## STATED PROBLEM
An exact reproduction of the records is required, with all images left out.

───── EXTRACTED INFORMATION

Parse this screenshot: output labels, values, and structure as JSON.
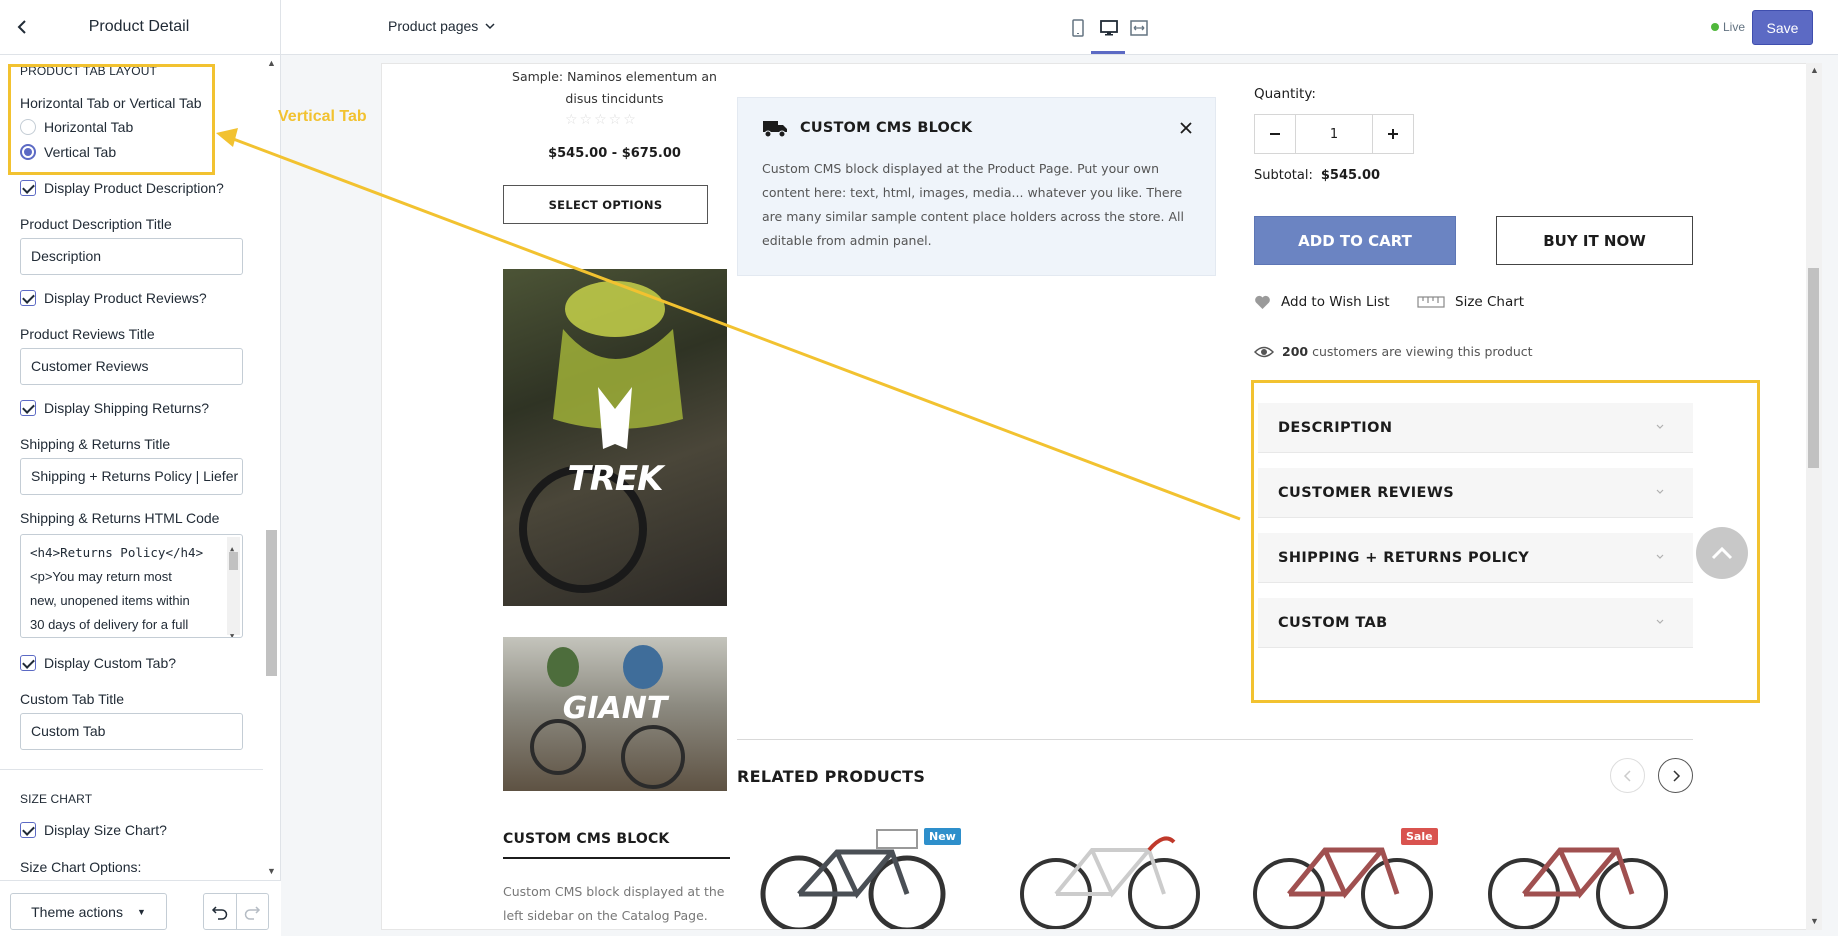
{
  "sidebar": {
    "title": "Product Detail",
    "section_tab_layout": "PRODUCT TAB LAYOUT",
    "tab_layout_label": "Horizontal Tab or Vertical Tab",
    "tab_options": [
      "Horizontal Tab",
      "Vertical Tab"
    ],
    "tab_selected": "Vertical Tab",
    "display_description": "Display Product Description?",
    "description_title_label": "Product Description Title",
    "description_title_value": "Description",
    "display_reviews": "Display Product Reviews?",
    "reviews_title_label": "Product Reviews Title",
    "reviews_title_value": "Customer Reviews",
    "display_shipping": "Display Shipping Returns?",
    "shipping_title_label": "Shipping & Returns Title",
    "shipping_title_value": "Shipping + Returns Policy | Liefer",
    "shipping_html_label": "Shipping & Returns HTML Code",
    "shipping_html_lines": [
      "<h4>Returns Policy</h4>",
      "<p>You may return most",
      "new, unopened items within",
      "30 days of delivery for a full"
    ],
    "display_custom_tab": "Display Custom Tab?",
    "custom_tab_title_label": "Custom Tab Title",
    "custom_tab_title_value": "Custom Tab",
    "section_size_chart": "SIZE CHART",
    "display_size_chart": "Display Size Chart?",
    "size_chart_options_label": "Size Chart Options:",
    "theme_actions": "Theme actions"
  },
  "topbar": {
    "page_selector": "Product pages",
    "live_label": "Live",
    "save_label": "Save"
  },
  "annotation": {
    "label": "Vertical Tab",
    "color": "#f2c230"
  },
  "preview": {
    "product_name": "Sample: Naminos elementum an disus tincidunts",
    "rating": "☆☆☆☆☆",
    "price_range": "$545.00 - $675.00",
    "select_options": "SELECT OPTIONS",
    "banner1_brand": "TREK",
    "banner2_brand": "GIANT",
    "cms_block_title": "CUSTOM CMS BLOCK",
    "cms_block_text": "Custom CMS block displayed at the Product Page. Put your own content here: text, html, images, media... whatever you like. There are many similar sample content place holders across the store. All editable from admin panel.",
    "quantity_label": "Quantity:",
    "quantity_value": "1",
    "subtotal_label": "Subtotal:",
    "subtotal_value": "$545.00",
    "add_to_cart": "ADD TO CART",
    "buy_it_now": "BUY IT NOW",
    "wish_list": "Add to Wish List",
    "size_chart": "Size Chart",
    "viewing_count": "200",
    "viewing_text": "customers are viewing this product",
    "tabs": [
      "DESCRIPTION",
      "CUSTOMER REVIEWS",
      "SHIPPING + RETURNS POLICY",
      "CUSTOM TAB"
    ],
    "related_products_title": "RELATED PRODUCTS",
    "sidebar_cms_title": "CUSTOM CMS BLOCK",
    "sidebar_cms_text": "Custom CMS block displayed at the left sidebar on the Catalog Page. Put",
    "badge_new": "New",
    "badge_sale": "Sale",
    "colors": {
      "accent": "#5c6ac4",
      "add_to_cart": "#6b84c2",
      "badge_new": "#2e8fcb",
      "badge_sale": "#d9534f"
    }
  }
}
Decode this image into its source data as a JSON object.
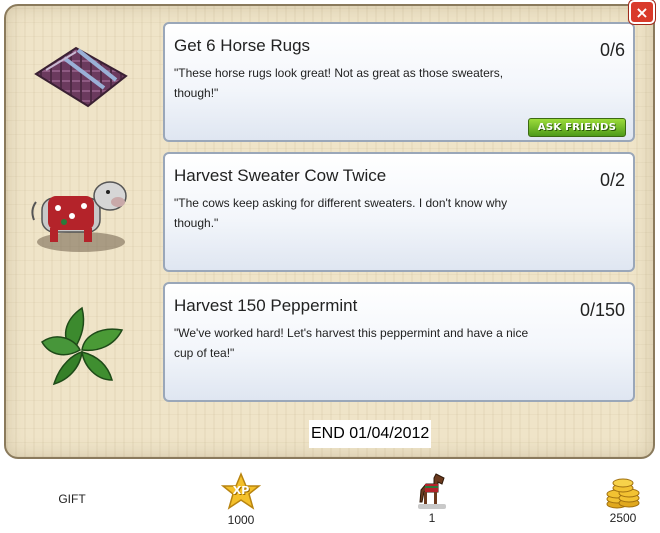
{
  "dialog": {
    "close_label": "×"
  },
  "quests": [
    {
      "title": "Get 6 Horse Rugs",
      "description": "\"These horse rugs look great! Not as great as those sweaters, though!\"",
      "progress": "0/6",
      "ask_button": "ASK FRIENDS",
      "icon": "horse-rug-icon"
    },
    {
      "title": "Harvest Sweater Cow Twice",
      "description": "\"The cows keep asking for different sweaters. I don't know why though.\"",
      "progress": "0/2",
      "icon": "sweater-cow-icon"
    },
    {
      "title": "Harvest 150 Peppermint",
      "description": "\"We've worked hard! Let's harvest this peppermint and have a nice cup of tea!\"",
      "progress": "0/150",
      "icon": "peppermint-icon"
    }
  ],
  "end_date": "END 01/04/2012",
  "rewards": {
    "gift_label": "GIFT",
    "xp": {
      "value": "1000",
      "icon": "xp-star-icon",
      "icon_text": "XP"
    },
    "horse": {
      "value": "1",
      "icon": "horse-icon"
    },
    "coins": {
      "value": "2500",
      "icon": "coins-icon"
    }
  },
  "colors": {
    "ask_button": "#5aa820",
    "close_button": "#d93a2a",
    "panel": "#efe4c8"
  }
}
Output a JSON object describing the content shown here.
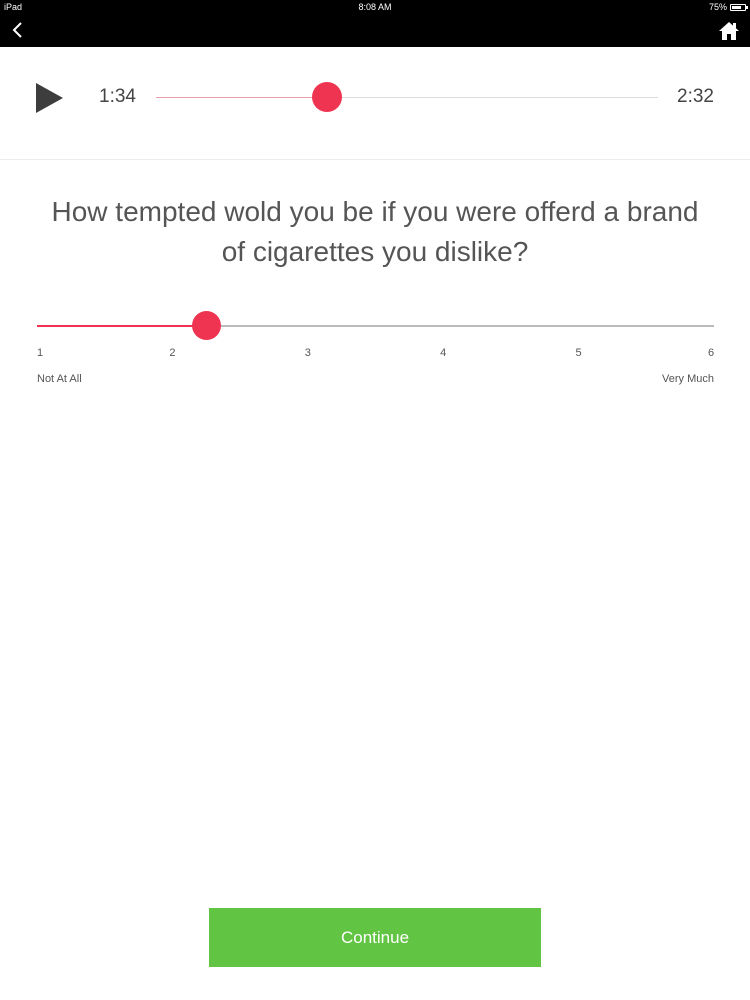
{
  "status_bar": {
    "device": "iPad",
    "time": "8:08 AM",
    "battery": "75%",
    "battery_level": 0.75
  },
  "nav": {
    "back_icon": "chevron-left-icon",
    "home_icon": "home-icon"
  },
  "player": {
    "play_icon": "play-icon",
    "current_time": "1:34",
    "total_time": "2:32",
    "progress": 0.34,
    "accent_color": "#ef3452"
  },
  "question": {
    "text": "How tempted wold you be if you were offerd a brand of cigarettes you dislike?"
  },
  "scale": {
    "ticks": [
      "1",
      "2",
      "3",
      "4",
      "5",
      "6"
    ],
    "min": 1,
    "max": 6,
    "value": 2.25,
    "low_label": "Not At All",
    "high_label": "Very Much"
  },
  "actions": {
    "continue_label": "Continue",
    "continue_color": "#61c443"
  }
}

──────────

## RESPONSE BELOW
Parse this screenshot: output labels, values, and structure as JSON.
{
  "sidebar": {
    "title": "Product Detail",
    "section_tab_layout": "PRODUCT TAB LAYOUT",
    "tab_layout_label": "Horizontal Tab or Vertical Tab",
    "tab_options": [
      "Horizontal Tab",
      "Vertical Tab"
    ],
    "tab_selected": "Vertical Tab",
    "display_description": "Display Product Description?",
    "description_title_label": "Product Description Title",
    "description_title_value": "Description",
    "display_reviews": "Display Product Reviews?",
    "reviews_title_label": "Product Reviews Title",
    "reviews_title_value": "Customer Reviews",
    "display_shipping": "Display Shipping Returns?",
    "shipping_title_label": "Shipping & Returns Title",
    "shipping_title_value": "Shipping + Returns Policy | Liefer",
    "shipping_html_label": "Shipping & Returns HTML Code",
    "shipping_html_lines": [
      "<h4>Returns Policy</h4>",
      "<p>You may return most",
      "new, unopened items within",
      "30 days of delivery for a full"
    ],
    "display_custom_tab": "Display Custom Tab?",
    "custom_tab_title_label": "Custom Tab Title",
    "custom_tab_title_value": "Custom Tab",
    "section_size_chart": "SIZE CHART",
    "display_size_chart": "Display Size Chart?",
    "size_chart_options_label": "Size Chart Options:",
    "theme_actions": "Theme actions"
  },
  "topbar": {
    "page_selector": "Product pages",
    "live_label": "Live",
    "save_label": "Save"
  },
  "annotation": {
    "label": "Vertical Tab",
    "color": "#f2c230"
  },
  "preview": {
    "product_name": "Sample: Naminos elementum an disus tincidunts",
    "rating": "☆☆☆☆☆",
    "price_range": "$545.00 - $675.00",
    "select_options": "SELECT OPTIONS",
    "banner1_brand": "TREK",
    "banner2_brand": "GIANT",
    "cms_block_title": "CUSTOM CMS BLOCK",
    "cms_block_text": "Custom CMS block displayed at the Product Page. Put your own content here: text, html, images, media... whatever you like. There are many similar sample content place holders across the store. All editable from admin panel.",
    "quantity_label": "Quantity:",
    "quantity_value": "1",
    "subtotal_label": "Subtotal:",
    "subtotal_value": "$545.00",
    "add_to_cart": "ADD TO CART",
    "buy_it_now": "BUY IT NOW",
    "wish_list": "Add to Wish List",
    "size_chart": "Size Chart",
    "viewing_count": "200",
    "viewing_text": "customers are viewing this product",
    "tabs": [
      "DESCRIPTION",
      "CUSTOMER REVIEWS",
      "SHIPPING + RETURNS POLICY",
      "CUSTOM TAB"
    ],
    "related_products_title": "RELATED PRODUCTS",
    "sidebar_cms_title": "CUSTOM CMS BLOCK",
    "sidebar_cms_text": "Custom CMS block displayed at the left sidebar on the Catalog Page. Put",
    "badge_new": "New",
    "badge_sale": "Sale",
    "colors": {
      "accent": "#5c6ac4",
      "add_to_cart": "#6b84c2",
      "badge_new": "#2e8fcb",
      "badge_sale": "#d9534f"
    }
  }
}
Decode this image into its source data as a JSON object.
{
  "dialog": {
    "close_label": "×"
  },
  "quests": [
    {
      "title": "Get 6 Horse Rugs",
      "description": "\"These horse rugs look great! Not as great as those sweaters, though!\"",
      "progress": "0/6",
      "ask_button": "ASK FRIENDS",
      "icon": "horse-rug-icon"
    },
    {
      "title": "Harvest Sweater Cow Twice",
      "description": "\"The cows keep asking for different sweaters. I don't know why though.\"",
      "progress": "0/2",
      "icon": "sweater-cow-icon"
    },
    {
      "title": "Harvest 150 Peppermint",
      "description": "\"We've worked hard! Let's harvest this peppermint and have a nice cup of tea!\"",
      "progress": "0/150",
      "icon": "peppermint-icon"
    }
  ],
  "end_date": "END 01/04/2012",
  "rewards": {
    "gift_label": "GIFT",
    "xp": {
      "value": "1000",
      "icon": "xp-star-icon",
      "icon_text": "XP"
    },
    "horse": {
      "value": "1",
      "icon": "horse-icon"
    },
    "coins": {
      "value": "2500",
      "icon": "coins-icon"
    }
  },
  "colors": {
    "ask_button": "#5aa820",
    "close_button": "#d93a2a",
    "panel": "#efe4c8"
  }
}
Output a JSON object describing the content shown here.
{
  "status_bar": {
    "device": "iPad",
    "time": "8:08 AM",
    "battery": "75%",
    "battery_level": 0.75
  },
  "nav": {
    "back_icon": "chevron-left-icon",
    "home_icon": "home-icon"
  },
  "player": {
    "play_icon": "play-icon",
    "current_time": "1:34",
    "total_time": "2:32",
    "progress": 0.34,
    "accent_color": "#ef3452"
  },
  "question": {
    "text": "How tempted wold you be if you were offerd a brand of cigarettes you dislike?"
  },
  "scale": {
    "ticks": [
      "1",
      "2",
      "3",
      "4",
      "5",
      "6"
    ],
    "min": 1,
    "max": 6,
    "value": 2.25,
    "low_label": "Not At All",
    "high_label": "Very Much"
  },
  "actions": {
    "continue_label": "Continue",
    "continue_color": "#61c443"
  }
}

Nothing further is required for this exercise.